-- EXERCISE INSTRUCTIONS --
Check each line of the listing for the string "Exports", then state how many lines have it. Only the number is wanted.

-- PROVIDED ENTRIES --
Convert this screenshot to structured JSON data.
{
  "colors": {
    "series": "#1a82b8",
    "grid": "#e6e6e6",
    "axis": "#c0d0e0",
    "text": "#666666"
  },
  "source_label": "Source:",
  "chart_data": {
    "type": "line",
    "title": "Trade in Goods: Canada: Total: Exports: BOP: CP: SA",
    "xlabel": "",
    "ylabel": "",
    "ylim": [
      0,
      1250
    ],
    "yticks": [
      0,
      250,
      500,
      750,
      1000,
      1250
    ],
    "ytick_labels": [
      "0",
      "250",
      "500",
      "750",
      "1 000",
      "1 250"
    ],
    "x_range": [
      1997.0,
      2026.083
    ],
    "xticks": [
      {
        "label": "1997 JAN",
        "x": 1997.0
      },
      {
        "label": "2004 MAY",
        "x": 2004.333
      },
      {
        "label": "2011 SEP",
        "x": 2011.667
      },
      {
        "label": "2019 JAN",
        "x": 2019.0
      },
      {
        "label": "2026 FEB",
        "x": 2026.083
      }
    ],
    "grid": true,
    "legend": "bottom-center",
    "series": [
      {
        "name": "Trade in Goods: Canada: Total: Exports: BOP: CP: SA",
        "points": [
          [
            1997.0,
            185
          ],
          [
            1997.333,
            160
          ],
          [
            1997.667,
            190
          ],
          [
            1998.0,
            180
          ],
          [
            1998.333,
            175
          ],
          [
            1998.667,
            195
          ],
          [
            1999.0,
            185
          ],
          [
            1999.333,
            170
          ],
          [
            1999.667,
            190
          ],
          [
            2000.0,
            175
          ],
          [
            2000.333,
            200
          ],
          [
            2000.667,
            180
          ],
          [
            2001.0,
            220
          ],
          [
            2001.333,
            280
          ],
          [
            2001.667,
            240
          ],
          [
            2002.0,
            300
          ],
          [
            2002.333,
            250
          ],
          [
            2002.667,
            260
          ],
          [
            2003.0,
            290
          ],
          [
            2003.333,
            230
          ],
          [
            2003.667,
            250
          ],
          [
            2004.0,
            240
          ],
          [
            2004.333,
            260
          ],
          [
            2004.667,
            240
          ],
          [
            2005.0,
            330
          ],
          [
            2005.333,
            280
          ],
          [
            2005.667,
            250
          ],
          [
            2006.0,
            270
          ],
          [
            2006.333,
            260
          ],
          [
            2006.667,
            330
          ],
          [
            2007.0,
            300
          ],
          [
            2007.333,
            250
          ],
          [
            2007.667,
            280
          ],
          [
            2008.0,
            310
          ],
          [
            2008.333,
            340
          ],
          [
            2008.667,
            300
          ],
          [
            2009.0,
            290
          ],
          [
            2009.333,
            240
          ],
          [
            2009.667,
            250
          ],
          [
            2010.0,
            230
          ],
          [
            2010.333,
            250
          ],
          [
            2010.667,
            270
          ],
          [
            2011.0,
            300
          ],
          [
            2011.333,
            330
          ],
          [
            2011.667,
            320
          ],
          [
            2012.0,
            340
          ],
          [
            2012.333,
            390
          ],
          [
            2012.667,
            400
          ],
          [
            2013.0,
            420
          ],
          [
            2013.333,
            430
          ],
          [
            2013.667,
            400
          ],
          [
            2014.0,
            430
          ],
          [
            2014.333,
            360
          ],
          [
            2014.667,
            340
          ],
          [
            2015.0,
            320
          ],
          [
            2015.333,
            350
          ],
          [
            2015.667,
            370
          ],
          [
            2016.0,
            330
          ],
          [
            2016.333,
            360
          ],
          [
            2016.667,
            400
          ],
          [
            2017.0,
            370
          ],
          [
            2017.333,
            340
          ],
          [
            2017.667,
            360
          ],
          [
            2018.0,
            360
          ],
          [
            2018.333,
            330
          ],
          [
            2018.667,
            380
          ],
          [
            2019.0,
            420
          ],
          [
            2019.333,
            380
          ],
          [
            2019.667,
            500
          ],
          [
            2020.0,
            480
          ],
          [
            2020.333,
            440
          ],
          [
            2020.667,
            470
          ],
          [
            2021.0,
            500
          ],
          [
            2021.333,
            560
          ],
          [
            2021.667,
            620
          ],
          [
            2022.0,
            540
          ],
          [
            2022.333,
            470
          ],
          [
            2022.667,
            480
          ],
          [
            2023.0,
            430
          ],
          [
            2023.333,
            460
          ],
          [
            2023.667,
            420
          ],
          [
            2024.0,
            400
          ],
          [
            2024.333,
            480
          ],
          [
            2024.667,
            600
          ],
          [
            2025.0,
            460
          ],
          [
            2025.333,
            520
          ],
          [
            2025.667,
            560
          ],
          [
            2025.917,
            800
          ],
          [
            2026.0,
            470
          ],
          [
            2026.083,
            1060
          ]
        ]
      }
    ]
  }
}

-- EXERCISE ANSWER --
2